Extracted text:
------------------------------------------------------------
Question

Snoop allows you to look inside the application and change element properties. Its a great asset for developers, but can be a security issue in some cases, like when we have users who like to look in places where they shouldn't be looking. Is there a way to do something to block applications like Snoop from "snooping" your application?

And if there is no way to block it, what do you recommend to do to minimize security risks?

Snoop is a utility that allows you browse visual tree of a wpf application and view and change properties. Its very useful when you are trying to debug something and have no idea what is going on. You can find more here.

Thank you.

Was it helpful?

Solution

By implementing security properly. If your "security" can be thwarted with a tool like Snoop, then you're doing it wrong.

Suppose there's a command that only certain users can execute. It sounds like the only place you're enforcing this is at the UI level (by disabling the corresponding button, for example). That being the case, you're right - I could easily use Snoop to enable the button and execute the command. But you should be enforcing the security constraints on your server, or perhaps in your command execution logic if you have no server. Basically, security should be implemented as close to the thing you're trying to protect as possible. Security at the UI level is merely for convenience of the user.

OTHER TIPS

There actually is a way to detect whether your application is being "snooped" by the snoop program. The solution I will give is not a silver bullet, and if someone really wants to snoop your application, they'd have to modify the snoop source code (it's an open source project).
------------------------------------------------------------
Please switch "developers" to "programmers" and write out the Snoop discussion again from "Snoop allows you" to "find more here.".
------------------------------------------------------------
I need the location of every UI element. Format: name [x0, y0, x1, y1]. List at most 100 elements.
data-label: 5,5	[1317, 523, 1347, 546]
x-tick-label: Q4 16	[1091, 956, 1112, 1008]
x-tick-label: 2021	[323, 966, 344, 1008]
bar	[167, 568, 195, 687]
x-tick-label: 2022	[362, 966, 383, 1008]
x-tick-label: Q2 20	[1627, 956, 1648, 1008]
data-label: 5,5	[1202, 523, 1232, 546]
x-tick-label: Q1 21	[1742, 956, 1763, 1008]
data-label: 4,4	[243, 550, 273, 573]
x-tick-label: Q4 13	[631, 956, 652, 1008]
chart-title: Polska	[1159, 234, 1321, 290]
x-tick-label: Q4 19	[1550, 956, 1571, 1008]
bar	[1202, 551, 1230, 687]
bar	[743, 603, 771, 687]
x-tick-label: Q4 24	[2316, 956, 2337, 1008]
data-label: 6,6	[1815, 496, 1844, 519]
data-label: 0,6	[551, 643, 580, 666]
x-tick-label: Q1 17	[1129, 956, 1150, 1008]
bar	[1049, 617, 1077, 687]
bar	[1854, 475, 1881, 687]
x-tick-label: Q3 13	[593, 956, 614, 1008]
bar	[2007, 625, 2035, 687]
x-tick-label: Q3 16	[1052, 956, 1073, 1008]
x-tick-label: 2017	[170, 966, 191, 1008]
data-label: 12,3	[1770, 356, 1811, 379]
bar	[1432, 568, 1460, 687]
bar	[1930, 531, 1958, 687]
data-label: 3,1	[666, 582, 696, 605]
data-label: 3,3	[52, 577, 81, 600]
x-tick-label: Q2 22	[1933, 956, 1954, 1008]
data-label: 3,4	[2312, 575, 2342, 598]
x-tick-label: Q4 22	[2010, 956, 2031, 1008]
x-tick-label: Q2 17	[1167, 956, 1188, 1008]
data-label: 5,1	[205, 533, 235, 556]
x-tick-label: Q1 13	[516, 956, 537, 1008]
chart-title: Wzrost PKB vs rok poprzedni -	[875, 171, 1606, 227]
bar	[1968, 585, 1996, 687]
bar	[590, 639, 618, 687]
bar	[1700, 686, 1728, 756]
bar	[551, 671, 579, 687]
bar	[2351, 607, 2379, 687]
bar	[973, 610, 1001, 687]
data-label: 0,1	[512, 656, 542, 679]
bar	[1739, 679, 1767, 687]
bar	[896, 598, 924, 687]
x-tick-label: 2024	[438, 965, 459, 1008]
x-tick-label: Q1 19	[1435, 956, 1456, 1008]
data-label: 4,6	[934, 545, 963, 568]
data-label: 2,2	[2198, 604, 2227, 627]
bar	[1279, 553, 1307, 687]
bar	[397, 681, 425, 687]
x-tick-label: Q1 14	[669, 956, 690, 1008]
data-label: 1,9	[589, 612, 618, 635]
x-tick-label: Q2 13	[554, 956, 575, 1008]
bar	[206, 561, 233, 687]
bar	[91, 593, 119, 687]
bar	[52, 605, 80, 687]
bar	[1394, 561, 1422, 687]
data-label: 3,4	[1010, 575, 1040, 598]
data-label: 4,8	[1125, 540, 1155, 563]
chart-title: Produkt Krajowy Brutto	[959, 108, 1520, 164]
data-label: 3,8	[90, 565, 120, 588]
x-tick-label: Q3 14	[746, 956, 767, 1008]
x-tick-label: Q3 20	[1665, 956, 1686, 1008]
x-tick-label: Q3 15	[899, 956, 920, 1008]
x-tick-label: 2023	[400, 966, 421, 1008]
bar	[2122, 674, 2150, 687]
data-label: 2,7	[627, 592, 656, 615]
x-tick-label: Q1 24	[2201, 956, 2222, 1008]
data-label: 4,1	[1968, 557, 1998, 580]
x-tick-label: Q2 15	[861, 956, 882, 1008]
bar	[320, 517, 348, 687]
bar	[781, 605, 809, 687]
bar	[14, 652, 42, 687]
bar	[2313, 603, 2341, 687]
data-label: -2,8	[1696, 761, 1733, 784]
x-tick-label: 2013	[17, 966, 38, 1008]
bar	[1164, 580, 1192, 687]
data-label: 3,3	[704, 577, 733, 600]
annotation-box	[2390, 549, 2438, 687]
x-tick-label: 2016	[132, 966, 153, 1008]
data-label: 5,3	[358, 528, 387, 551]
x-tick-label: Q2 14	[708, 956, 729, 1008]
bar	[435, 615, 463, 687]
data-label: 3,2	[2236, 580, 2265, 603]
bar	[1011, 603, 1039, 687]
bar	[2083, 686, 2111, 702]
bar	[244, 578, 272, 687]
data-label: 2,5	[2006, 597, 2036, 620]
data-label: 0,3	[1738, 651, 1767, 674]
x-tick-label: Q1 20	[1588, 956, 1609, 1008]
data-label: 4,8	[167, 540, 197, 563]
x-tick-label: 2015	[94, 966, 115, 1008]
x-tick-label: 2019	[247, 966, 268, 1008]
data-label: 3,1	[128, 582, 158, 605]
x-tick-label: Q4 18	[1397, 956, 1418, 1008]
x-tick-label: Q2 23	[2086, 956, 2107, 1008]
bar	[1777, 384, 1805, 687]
------------------------------------------------------------
Response box:
Snoop allows you to look inside the application and change element properties. Its a great asset for programmers, but can be a security issue in some cases, like when we have users who like to look in places where they shouldn't be looking. Is there a way to do something to block applications like Snoop from "snooping" your application?

And if there is no way to block it, what do you recommend to do to minimize security risks?

Snoop is a utility that allows you browse visual tree of a wpf application and view and change properties. Its very useful when you are trying to debug something and have no idea what is going on. You can find more here.